>> Begin SOURCE DATA
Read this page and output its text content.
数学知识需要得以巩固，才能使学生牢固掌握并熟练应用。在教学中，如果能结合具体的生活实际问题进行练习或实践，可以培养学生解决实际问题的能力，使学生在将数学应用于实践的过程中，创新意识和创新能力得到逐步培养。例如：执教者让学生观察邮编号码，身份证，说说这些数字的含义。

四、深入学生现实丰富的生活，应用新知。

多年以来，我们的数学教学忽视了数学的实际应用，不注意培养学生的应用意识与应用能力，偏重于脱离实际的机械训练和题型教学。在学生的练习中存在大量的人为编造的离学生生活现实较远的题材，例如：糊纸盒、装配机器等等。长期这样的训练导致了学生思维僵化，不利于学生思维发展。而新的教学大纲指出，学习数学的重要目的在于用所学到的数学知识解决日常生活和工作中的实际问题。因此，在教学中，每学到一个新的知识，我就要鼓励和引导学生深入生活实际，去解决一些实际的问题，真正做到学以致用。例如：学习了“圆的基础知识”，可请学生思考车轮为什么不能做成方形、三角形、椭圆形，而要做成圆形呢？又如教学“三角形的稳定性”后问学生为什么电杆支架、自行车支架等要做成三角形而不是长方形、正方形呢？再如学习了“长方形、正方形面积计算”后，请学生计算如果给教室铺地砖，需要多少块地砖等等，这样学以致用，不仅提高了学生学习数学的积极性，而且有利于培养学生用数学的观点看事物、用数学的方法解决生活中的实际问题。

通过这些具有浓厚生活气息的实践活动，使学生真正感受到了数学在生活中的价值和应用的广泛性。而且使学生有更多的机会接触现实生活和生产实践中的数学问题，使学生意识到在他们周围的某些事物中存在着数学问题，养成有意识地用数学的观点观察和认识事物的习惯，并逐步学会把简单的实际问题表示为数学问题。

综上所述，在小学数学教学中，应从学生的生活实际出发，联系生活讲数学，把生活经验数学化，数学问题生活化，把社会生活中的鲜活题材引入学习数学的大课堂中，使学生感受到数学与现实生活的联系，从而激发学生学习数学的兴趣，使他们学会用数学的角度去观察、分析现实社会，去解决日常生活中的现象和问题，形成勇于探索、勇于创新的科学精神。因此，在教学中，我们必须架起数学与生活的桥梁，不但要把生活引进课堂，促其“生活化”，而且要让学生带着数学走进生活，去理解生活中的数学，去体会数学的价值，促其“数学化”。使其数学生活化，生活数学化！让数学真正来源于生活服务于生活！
>> End SOURCE DATA
WHAT YOU ARE ASKED TO DO | Every record above should be output exactly.

CORRECT RESPONSE |
Read this page and output its text content.
数学知识需要得以巩固，才能使学生牢固掌握并熟练应用。在教学中，如果能结合具体的生活实际问题进行练习或实践，可以培养学生解决实际问题的能力，使学生在将数学应用于实践的过程中，创新意识和创新能力得到逐步培养。例如：执教者让学生观察邮编号码，身份证，说说这些数字的含义。

四、深入学生现实丰富的生活，应用新知。

多年以来，我们的数学教学忽视了数学的实际应用，不注意培养学生的应用意识与应用能力，偏重于脱离实际的机械训练和题型教学。在学生的练习中存在大量的人为编造的离学生生活现实较远的题材，例如：糊纸盒、装配机器等等。长期这样的训练导致了学生思维僵化，不利于学生思维发展。而新的教学大纲指出，学习数学的重要目的在于用所学到的数学知识解决日常生活和工作中的实际问题。因此，在教学中，每学到一个新的知识，我就要鼓励和引导学生深入生活实际，去解决一些实际的问题，真正做到学以致用。例如：学习了“圆的基础知识”，可请学生思考车轮为什么不能做成方形、三角形、椭圆形，而要做成圆形呢？又如教学“三角形的稳定性”后问学生为什么电杆支架、自行车支架等要做成三角形而不是长方形、正方形呢？再如学习了“长方形、正方形面积计算”后，请学生计算如果给教室铺地砖，需要多少块地砖等等，这样学以致用，不仅提高了学生学习数学的积极性，而且有利于培养学生用数学的观点看事物、用数学的方法解决生活中的实际问题。

通过这些具有浓厚生活气息的实践活动，使学生真正感受到了数学在生活中的价值和应用的广泛性。而且使学生有更多的机会接触现实生活和生产实践中的数学问题，使学生意识到在他们周围的某些事物中存在着数学问题，养成有意识地用数学的观点观察和认识事物的习惯，并逐步学会把简单的实际问题表示为数学问题。

综上所述，在小学数学教学中，应从学生的生活实际出发，联系生活讲数学，把生活经验数学化，数学问题生活化，把社会生活中的鲜活题材引入学习数学的大课堂中，使学生感受到数学与现实生活的联系，从而激发学生学习数学的兴趣，使他们学会用数学的角度去观察、分析现实社会，去解决日常生活中的现象和问题，形成勇于探索、勇于创新的科学精神。因此，在教学中，我们必须架起数学与生活的桥梁，不但要把生活引进课堂，促其“生活化”，而且要让学生带着数学走进生活，去理解生活中的数学，去体会数学的价值，促其“数学化”。使其数学生活化，生活数学化！让数学真正来源于生活服务于生活！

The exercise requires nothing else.